STATED EXERCISE: Gather all lines with "description" from the records.

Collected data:
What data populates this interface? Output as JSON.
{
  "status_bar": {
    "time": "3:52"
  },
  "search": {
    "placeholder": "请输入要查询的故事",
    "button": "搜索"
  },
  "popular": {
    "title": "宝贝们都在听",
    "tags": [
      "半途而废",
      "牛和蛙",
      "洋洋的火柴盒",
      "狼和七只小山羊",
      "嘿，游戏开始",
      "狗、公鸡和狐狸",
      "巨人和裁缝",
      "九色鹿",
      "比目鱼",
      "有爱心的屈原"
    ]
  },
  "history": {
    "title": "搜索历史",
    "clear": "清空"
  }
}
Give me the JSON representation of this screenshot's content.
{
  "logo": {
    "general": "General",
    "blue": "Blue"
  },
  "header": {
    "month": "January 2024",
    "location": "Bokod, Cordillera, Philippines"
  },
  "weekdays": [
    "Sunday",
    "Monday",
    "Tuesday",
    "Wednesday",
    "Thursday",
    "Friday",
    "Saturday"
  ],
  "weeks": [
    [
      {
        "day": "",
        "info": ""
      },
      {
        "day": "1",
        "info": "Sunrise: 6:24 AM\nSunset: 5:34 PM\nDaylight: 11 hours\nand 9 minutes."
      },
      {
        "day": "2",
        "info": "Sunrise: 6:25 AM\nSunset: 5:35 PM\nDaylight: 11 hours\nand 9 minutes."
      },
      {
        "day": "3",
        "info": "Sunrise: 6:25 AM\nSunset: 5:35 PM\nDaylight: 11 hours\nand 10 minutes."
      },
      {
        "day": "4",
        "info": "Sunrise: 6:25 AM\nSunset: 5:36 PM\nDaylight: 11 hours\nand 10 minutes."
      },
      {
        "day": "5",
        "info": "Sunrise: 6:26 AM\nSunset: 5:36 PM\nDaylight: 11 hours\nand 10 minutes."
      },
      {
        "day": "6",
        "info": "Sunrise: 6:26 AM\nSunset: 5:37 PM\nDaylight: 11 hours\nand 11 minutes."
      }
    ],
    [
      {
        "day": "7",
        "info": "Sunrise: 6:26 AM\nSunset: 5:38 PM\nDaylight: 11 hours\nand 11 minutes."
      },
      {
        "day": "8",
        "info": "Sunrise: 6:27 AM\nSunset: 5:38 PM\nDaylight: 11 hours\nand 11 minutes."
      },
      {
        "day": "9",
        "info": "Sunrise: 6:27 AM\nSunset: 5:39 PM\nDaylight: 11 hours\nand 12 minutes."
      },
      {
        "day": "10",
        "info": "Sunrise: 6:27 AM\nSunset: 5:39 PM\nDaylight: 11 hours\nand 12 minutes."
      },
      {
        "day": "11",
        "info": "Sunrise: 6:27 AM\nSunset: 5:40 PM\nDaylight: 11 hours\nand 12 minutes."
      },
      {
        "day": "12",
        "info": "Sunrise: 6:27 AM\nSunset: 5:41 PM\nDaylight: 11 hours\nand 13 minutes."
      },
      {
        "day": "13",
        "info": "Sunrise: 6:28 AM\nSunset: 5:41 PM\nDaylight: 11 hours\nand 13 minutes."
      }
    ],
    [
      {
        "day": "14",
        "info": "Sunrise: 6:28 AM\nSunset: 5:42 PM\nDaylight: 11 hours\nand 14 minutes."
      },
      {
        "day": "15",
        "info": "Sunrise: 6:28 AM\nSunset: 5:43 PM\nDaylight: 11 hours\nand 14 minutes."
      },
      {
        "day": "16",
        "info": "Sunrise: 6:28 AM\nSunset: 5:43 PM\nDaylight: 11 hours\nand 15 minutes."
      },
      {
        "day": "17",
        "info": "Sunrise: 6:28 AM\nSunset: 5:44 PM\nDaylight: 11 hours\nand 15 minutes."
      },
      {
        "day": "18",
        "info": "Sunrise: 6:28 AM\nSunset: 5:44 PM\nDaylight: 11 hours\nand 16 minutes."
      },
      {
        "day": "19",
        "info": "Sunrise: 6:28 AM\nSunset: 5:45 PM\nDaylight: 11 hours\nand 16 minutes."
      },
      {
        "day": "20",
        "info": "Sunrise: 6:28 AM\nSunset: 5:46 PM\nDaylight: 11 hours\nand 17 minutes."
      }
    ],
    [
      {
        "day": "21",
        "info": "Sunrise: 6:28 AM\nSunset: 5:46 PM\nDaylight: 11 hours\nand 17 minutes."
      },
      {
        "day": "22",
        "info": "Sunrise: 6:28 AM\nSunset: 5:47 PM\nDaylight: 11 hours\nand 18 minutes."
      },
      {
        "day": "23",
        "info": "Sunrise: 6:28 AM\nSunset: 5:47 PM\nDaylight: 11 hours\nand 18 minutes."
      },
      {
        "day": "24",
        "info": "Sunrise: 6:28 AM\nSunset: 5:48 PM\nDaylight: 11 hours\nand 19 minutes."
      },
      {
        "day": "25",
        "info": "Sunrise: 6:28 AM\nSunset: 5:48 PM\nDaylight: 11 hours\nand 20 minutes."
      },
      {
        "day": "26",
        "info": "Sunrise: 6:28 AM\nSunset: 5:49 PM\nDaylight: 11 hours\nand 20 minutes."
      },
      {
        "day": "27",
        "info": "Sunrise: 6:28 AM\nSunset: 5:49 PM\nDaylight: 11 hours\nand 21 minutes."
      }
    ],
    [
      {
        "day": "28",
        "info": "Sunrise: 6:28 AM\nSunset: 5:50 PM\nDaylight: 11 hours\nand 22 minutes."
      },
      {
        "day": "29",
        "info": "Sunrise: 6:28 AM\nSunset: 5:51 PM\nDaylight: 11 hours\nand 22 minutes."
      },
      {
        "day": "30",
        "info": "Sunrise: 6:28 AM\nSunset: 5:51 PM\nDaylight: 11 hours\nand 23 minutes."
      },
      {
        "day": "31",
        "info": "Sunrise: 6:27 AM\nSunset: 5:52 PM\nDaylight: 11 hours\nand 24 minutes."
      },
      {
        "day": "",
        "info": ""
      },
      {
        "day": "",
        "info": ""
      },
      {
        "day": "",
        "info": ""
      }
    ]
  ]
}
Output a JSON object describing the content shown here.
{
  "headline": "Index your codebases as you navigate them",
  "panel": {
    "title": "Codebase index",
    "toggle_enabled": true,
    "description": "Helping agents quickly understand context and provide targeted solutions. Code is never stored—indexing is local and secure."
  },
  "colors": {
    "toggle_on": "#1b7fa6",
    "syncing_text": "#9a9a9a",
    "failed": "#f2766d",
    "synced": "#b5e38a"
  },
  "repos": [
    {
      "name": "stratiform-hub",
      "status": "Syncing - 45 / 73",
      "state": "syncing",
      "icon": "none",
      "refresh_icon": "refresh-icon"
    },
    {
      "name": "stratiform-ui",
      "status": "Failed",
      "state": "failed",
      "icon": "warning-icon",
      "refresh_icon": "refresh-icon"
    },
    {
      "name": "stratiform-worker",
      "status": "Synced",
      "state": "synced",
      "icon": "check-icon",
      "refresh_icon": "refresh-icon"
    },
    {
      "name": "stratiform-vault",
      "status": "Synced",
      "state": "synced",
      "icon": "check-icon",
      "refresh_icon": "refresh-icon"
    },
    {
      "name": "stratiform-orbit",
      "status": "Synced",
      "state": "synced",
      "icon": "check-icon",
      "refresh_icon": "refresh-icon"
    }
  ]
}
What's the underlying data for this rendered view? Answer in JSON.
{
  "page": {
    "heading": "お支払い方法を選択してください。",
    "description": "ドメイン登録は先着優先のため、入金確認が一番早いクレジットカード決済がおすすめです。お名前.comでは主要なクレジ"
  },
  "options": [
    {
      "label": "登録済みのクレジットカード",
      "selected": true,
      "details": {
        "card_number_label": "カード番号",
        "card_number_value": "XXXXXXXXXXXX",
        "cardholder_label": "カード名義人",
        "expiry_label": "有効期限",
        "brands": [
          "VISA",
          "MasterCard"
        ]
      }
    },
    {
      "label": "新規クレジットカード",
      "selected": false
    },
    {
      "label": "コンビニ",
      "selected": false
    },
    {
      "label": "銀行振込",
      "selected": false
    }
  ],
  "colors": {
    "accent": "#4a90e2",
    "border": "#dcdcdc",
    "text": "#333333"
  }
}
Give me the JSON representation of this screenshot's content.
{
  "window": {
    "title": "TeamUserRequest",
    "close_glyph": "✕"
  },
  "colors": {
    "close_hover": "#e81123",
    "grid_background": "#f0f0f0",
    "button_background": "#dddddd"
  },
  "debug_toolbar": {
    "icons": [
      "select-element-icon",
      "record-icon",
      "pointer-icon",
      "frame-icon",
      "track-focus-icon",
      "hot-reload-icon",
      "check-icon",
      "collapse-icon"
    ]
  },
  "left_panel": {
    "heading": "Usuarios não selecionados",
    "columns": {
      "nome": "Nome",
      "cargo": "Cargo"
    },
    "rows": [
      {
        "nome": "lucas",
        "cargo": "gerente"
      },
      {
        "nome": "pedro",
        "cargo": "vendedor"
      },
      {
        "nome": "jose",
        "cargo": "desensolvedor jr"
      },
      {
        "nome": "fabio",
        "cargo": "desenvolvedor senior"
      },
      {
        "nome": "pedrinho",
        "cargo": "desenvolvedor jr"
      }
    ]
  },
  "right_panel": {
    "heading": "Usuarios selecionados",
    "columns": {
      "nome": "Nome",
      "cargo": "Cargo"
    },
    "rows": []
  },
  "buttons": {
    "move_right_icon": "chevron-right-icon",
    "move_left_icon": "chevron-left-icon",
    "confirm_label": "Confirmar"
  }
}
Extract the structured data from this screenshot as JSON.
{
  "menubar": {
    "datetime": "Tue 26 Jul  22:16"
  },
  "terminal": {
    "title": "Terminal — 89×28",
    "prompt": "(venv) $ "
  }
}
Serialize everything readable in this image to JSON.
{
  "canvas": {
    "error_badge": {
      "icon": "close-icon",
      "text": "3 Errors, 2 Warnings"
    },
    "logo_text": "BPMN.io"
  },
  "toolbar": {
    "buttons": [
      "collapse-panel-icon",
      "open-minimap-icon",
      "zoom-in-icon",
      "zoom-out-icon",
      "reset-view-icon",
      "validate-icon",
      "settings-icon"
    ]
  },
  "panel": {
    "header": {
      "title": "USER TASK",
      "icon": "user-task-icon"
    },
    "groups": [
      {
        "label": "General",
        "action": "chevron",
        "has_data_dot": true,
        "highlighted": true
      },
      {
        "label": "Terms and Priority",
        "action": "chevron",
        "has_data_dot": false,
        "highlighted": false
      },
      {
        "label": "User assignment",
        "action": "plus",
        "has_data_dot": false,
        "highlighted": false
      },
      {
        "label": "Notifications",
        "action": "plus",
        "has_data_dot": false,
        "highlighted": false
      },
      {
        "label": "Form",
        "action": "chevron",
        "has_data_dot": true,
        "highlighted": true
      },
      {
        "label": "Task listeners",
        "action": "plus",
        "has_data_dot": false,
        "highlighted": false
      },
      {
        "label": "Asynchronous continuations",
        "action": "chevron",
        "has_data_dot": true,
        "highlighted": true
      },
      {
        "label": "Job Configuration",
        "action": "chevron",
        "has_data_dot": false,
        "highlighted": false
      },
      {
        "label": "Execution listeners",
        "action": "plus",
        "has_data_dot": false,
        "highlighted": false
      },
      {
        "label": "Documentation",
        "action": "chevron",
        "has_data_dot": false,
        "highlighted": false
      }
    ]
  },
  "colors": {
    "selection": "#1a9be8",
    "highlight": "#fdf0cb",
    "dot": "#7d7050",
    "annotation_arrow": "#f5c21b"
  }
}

SOLUTION TO THIS PROBLEM:
    "description": "Helping agents quickly understand context and provide targeted solutions. Code is never stored—indexing is local and secure."
    "description": "ドメイン登録は先着優先のため、入金確認が一番早いクレジットカード決済がおすすめです。お名前.comでは主要なクレジ"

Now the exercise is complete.